Data records -
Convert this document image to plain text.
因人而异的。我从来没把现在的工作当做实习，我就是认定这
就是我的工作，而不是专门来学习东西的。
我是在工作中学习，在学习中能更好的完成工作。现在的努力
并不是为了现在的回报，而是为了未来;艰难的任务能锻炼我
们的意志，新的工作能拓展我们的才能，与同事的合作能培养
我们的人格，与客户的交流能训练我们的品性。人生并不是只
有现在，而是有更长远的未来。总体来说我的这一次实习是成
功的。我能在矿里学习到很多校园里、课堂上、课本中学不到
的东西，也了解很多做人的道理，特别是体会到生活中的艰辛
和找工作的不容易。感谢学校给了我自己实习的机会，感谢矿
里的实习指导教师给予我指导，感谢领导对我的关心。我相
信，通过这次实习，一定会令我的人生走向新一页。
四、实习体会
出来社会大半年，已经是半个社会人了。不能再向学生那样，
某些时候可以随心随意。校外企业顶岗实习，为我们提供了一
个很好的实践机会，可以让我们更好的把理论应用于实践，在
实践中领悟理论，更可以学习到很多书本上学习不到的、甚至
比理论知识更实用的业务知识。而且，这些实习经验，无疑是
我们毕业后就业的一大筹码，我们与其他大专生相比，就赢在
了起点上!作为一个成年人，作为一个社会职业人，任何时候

WHAT IS ASKED - Nothing in the data may differ; print all of it exactly as written.

COMPLETE ANSWER -
Convert this document image to plain text.
因人而异的。我从来没把现在的工作当做实习，我就是认定这
就是我的工作，而不是专门来学习东西的。
我是在工作中学习，在学习中能更好的完成工作。现在的努力
并不是为了现在的回报，而是为了未来;艰难的任务能锻炼我
们的意志，新的工作能拓展我们的才能，与同事的合作能培养
我们的人格，与客户的交流能训练我们的品性。人生并不是只
有现在，而是有更长远的未来。总体来说我的这一次实习是成
功的。我能在矿里学习到很多校园里、课堂上、课本中学不到
的东西，也了解很多做人的道理，特别是体会到生活中的艰辛
和找工作的不容易。感谢学校给了我自己实习的机会，感谢矿
里的实习指导教师给予我指导，感谢领导对我的关心。我相
信，通过这次实习，一定会令我的人生走向新一页。
四、实习体会
出来社会大半年，已经是半个社会人了。不能再向学生那样，
某些时候可以随心随意。校外企业顶岗实习，为我们提供了一
个很好的实践机会，可以让我们更好的把理论应用于实践，在
实践中领悟理论，更可以学习到很多书本上学习不到的、甚至
比理论知识更实用的业务知识。而且，这些实习经验，无疑是
我们毕业后就业的一大筹码，我们与其他大专生相比，就赢在
了起点上!作为一个成年人，作为一个社会职业人，任何时候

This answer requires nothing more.